Transcribe the material exactly. Images do not belong in the copy.

(Dataset records)

-=-=-

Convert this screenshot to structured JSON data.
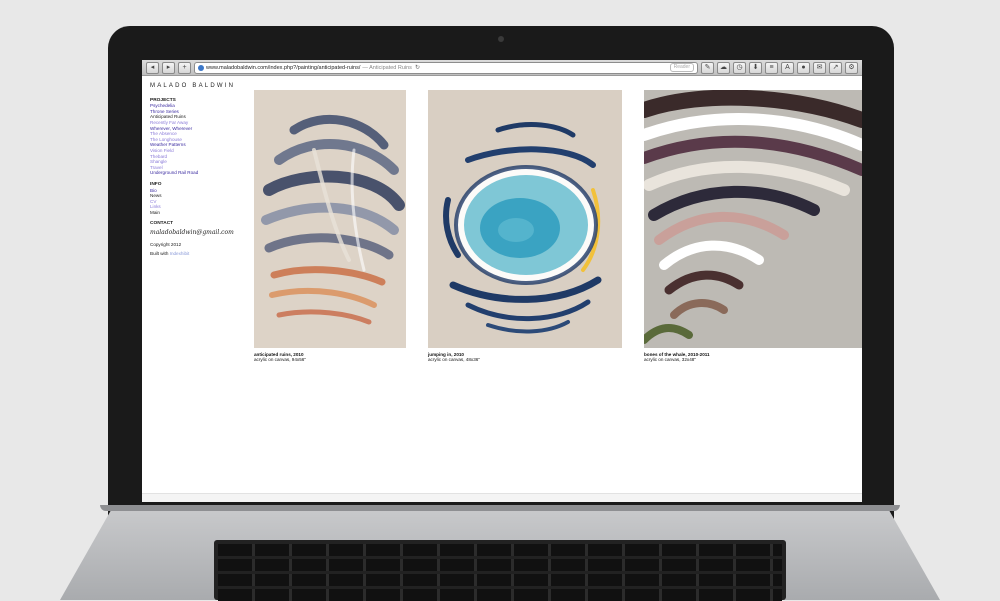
{
  "browser": {
    "url": "www.maladobaldwin.com/index.php?/painting/anticipated-ruins/",
    "page_title": "— Anticipated Ruins",
    "reader_label": "Reader"
  },
  "site": {
    "title": "MALADO BALDWIN",
    "projects_heading": "PROJECTS",
    "projects": [
      "Psychedelia",
      "Throne Series",
      "Anticipated Ruins",
      "Recently Far Away",
      "Wherever, Wherever",
      "The Absence",
      "The Longhouse",
      "Weather Patterns",
      "Vision Field",
      "Thebard",
      "Shangle",
      "Travel",
      "Underground Rail Road"
    ],
    "info_heading": "INFO",
    "info_links": [
      "Bio",
      "News",
      "CV",
      "Links",
      "Main"
    ],
    "contact_heading": "CONTACT",
    "email": "maladobaldwin@gmail.com",
    "copyright": "Copyright 2012",
    "built_with_label": "Built with",
    "built_with_link": "Indexhibit"
  },
  "works": [
    {
      "title": "anticipated ruins, 2010",
      "medium": "acrylic on canvas, 94x56\""
    },
    {
      "title": "jumping in, 2010",
      "medium": "acrylic on canvas, 48x36\""
    },
    {
      "title": "bones of the whale, 2010-2011",
      "medium": "acrylic on canvas, 32x48\""
    }
  ],
  "colors": {
    "link": "#3a2aa0",
    "visited_link": "#8a7ad8",
    "canvas_bg": "#d8cfc4"
  }
}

-=-=-

- **Task response**:
Convert this screenshot to structured JSON data.
{
  "browser": {
    "url": "www.maladobaldwin.com/index.php?/painting/anticipated-ruins/",
    "page_title": "— Anticipated Ruins",
    "reader_label": "Reader"
  },
  "site": {
    "title": "MALADO BALDWIN",
    "projects_heading": "PROJECTS",
    "projects": [
      "Psychedelia",
      "Throne Series",
      "Anticipated Ruins",
      "Recently Far Away",
      "Wherever, Wherever",
      "The Absence",
      "The Longhouse",
      "Weather Patterns",
      "Vision Field",
      "Thebard",
      "Shangle",
      "Travel",
      "Underground Rail Road"
    ],
    "info_heading": "INFO",
    "info_links": [
      "Bio",
      "News",
      "CV",
      "Links",
      "Main"
    ],
    "contact_heading": "CONTACT",
    "email": "maladobaldwin@gmail.com",
    "copyright": "Copyright 2012",
    "built_with_label": "Built with",
    "built_with_link": "Indexhibit"
  },
  "works": [
    {
      "title": "anticipated ruins, 2010",
      "medium": "acrylic on canvas, 94x56\""
    },
    {
      "title": "jumping in, 2010",
      "medium": "acrylic on canvas, 48x36\""
    },
    {
      "title": "bones of the whale, 2010-2011",
      "medium": "acrylic on canvas, 32x48\""
    }
  ],
  "colors": {
    "link": "#3a2aa0",
    "visited_link": "#8a7ad8",
    "canvas_bg": "#d8cfc4"
  }
}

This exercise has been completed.